■ **WORK TO BE COMPLETED**
Wherever the word "bien" appears in a line, copy that line.

-------

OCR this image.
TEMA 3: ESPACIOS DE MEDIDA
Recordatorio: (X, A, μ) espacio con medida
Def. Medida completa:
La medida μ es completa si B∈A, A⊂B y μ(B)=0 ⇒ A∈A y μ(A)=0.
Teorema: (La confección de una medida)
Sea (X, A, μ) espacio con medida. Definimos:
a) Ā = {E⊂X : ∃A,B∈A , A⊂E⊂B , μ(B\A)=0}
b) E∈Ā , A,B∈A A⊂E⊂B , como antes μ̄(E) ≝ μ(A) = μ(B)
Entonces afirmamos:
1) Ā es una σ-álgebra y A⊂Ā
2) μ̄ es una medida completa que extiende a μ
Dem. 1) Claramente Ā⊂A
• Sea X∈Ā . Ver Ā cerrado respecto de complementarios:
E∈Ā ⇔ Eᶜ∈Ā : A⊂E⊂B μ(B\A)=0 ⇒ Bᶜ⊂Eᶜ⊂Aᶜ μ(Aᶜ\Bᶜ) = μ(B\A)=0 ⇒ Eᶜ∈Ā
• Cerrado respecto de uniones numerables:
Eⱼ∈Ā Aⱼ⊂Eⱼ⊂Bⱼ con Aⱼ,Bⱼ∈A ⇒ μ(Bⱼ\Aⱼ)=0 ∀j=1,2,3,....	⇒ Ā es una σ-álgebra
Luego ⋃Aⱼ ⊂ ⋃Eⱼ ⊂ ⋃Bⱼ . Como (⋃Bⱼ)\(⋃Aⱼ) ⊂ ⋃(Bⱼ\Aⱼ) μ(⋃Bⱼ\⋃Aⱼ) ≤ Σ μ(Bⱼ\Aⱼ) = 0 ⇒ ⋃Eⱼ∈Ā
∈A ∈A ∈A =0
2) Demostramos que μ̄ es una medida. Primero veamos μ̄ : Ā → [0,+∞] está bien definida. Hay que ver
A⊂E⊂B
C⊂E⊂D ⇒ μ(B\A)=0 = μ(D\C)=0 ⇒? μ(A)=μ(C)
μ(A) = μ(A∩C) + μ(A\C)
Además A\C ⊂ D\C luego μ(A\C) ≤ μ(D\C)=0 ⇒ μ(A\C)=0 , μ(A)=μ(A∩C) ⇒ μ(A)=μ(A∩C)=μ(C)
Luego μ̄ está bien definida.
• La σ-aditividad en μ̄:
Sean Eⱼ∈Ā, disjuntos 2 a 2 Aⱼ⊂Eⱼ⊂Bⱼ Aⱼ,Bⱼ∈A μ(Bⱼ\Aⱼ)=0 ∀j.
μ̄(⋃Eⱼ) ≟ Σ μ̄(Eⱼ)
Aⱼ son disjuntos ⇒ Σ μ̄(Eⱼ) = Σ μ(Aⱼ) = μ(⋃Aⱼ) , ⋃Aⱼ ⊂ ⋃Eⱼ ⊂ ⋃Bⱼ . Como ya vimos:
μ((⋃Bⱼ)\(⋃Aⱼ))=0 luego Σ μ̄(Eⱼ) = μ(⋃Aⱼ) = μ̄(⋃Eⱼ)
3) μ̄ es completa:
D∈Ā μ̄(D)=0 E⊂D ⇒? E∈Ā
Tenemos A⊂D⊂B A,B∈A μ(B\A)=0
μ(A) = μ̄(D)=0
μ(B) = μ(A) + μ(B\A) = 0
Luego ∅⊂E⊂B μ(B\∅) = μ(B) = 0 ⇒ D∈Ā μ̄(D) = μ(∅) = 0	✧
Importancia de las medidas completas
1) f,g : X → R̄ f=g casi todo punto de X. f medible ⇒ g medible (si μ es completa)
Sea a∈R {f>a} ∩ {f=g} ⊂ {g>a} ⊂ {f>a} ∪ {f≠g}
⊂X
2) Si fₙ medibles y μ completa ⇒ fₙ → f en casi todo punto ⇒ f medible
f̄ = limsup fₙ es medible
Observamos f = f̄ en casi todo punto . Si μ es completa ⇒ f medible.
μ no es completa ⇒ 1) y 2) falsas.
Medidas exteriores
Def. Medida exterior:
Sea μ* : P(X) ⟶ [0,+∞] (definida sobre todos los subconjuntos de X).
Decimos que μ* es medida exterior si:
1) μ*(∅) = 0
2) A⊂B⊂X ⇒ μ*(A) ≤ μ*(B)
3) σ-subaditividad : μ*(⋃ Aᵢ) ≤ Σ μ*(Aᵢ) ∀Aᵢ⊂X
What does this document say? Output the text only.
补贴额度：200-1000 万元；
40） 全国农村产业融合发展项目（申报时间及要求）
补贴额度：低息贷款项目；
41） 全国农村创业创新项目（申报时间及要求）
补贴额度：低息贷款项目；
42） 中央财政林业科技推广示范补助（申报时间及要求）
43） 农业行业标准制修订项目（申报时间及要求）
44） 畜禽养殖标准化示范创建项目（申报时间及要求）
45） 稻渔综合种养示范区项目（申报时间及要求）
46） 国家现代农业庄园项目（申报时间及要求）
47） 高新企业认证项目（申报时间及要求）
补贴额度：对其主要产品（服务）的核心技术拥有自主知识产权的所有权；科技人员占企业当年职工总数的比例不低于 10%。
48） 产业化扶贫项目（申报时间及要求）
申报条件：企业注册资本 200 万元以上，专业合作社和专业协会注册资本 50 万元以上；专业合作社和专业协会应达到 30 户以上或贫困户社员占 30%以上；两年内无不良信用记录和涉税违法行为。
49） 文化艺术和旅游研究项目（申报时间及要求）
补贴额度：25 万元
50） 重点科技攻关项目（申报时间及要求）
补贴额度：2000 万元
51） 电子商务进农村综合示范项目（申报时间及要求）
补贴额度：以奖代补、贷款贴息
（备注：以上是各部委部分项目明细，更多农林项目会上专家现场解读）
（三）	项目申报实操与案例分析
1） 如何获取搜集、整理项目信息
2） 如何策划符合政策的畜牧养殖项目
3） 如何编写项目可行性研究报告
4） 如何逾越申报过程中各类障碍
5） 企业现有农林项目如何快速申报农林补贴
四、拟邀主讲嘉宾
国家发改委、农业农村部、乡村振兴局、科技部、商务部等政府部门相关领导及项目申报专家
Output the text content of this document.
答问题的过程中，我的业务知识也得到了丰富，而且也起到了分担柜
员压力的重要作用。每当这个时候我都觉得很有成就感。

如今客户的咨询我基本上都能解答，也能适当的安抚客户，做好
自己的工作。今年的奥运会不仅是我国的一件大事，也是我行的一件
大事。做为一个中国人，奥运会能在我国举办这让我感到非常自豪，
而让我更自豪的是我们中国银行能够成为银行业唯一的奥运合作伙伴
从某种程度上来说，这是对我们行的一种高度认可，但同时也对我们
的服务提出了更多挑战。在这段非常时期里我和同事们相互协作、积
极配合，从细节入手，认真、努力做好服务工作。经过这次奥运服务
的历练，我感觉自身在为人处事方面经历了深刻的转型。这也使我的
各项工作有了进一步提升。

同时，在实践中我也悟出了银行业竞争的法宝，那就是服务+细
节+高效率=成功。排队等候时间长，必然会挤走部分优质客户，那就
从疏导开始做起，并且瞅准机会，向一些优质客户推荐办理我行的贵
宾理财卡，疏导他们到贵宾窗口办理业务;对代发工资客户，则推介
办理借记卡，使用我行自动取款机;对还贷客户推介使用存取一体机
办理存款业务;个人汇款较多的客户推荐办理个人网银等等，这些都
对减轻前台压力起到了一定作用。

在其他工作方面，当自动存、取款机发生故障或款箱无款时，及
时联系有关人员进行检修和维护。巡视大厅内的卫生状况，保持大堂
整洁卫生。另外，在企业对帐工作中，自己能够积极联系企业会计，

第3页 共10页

-------

■ **SOLUTION TO THIS EXERCISE**
2) Demostramos que μ̄ es una medida. Primero veamos μ̄ : Ā → [0,+∞] está bien definida. Hay que ver
Luego μ̄ está bien definida.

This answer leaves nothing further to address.